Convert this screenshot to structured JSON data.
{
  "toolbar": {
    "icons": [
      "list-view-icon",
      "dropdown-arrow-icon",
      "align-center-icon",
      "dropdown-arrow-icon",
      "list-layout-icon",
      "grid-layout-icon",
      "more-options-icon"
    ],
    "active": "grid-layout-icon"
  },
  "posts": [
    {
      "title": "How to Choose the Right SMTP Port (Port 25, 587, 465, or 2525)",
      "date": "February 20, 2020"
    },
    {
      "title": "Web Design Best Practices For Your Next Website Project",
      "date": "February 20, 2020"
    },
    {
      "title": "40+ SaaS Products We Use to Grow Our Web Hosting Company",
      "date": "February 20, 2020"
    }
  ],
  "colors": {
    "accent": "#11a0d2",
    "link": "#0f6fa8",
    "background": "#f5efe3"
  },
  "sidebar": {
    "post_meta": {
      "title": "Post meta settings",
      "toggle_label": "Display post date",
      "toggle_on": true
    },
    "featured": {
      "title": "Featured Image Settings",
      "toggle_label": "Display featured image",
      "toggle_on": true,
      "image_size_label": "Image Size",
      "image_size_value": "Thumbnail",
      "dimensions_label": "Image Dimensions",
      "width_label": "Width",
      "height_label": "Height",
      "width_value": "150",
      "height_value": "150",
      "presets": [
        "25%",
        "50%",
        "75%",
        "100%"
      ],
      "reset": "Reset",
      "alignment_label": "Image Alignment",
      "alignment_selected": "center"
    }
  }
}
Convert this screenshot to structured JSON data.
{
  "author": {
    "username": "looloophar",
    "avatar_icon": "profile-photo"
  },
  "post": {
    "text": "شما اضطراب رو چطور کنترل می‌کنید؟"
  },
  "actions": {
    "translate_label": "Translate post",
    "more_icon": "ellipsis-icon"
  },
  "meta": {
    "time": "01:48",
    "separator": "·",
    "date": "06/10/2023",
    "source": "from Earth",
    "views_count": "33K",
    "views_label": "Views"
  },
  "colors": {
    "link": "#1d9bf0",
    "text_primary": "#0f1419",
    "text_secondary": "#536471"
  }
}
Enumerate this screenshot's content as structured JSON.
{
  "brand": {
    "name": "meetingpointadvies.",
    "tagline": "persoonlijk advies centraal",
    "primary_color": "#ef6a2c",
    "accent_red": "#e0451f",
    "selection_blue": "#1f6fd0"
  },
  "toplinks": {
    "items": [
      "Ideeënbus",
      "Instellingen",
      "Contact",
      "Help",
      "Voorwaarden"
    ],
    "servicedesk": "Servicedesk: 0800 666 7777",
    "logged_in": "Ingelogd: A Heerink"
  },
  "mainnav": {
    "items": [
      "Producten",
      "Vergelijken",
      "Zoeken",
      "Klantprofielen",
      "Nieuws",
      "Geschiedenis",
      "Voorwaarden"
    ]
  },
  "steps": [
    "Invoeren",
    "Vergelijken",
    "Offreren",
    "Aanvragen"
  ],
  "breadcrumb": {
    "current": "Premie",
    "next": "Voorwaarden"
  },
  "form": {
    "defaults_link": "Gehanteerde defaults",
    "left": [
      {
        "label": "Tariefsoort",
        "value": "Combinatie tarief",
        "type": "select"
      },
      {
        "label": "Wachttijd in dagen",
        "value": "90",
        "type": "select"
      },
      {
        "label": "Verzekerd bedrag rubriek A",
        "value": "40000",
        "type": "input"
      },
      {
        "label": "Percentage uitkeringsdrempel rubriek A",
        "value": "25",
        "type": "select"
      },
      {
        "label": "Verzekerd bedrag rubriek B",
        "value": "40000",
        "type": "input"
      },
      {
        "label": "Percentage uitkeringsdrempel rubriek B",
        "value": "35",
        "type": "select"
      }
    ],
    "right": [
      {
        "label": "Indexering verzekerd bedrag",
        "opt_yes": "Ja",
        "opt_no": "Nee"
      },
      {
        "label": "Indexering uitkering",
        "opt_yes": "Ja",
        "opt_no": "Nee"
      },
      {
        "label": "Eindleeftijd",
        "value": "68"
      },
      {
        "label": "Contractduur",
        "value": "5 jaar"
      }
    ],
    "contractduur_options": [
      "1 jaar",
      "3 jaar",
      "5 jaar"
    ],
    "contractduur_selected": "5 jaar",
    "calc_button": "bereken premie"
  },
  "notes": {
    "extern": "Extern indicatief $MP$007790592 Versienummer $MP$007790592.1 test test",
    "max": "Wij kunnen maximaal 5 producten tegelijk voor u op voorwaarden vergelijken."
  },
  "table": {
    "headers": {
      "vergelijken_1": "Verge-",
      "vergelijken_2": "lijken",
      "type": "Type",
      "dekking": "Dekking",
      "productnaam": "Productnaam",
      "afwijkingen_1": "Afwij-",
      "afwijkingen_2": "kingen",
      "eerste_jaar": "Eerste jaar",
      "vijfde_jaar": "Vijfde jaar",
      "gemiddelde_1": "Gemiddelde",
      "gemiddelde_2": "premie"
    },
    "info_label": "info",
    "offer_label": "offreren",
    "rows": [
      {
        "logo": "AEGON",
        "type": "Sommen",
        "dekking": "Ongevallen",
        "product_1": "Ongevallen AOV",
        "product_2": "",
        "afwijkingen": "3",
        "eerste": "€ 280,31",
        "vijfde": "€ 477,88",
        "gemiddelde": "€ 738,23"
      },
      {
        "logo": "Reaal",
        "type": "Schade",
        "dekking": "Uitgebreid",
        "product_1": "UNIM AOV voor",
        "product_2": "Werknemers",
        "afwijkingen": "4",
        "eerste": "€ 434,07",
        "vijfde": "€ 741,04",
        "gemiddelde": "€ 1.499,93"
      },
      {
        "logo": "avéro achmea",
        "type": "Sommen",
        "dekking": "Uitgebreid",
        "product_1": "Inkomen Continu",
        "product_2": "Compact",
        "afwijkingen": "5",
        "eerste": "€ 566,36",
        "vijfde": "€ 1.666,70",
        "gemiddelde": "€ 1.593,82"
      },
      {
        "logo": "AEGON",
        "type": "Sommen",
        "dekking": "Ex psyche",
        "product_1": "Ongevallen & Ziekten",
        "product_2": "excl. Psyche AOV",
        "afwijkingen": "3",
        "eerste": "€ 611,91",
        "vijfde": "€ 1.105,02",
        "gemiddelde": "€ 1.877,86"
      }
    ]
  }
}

EXERCISE INSTRUCTIONS:
Using the records above, pull out each line where the word "rubriek" occurs.

WRITTEN RESPONSE:
        "label": "Verzekerd bedrag rubriek A",
        "label": "Percentage uitkeringsdrempel rubriek A",
        "label": "Verzekerd bedrag rubriek B",
        "label": "Percentage uitkeringsdrempel rubriek B",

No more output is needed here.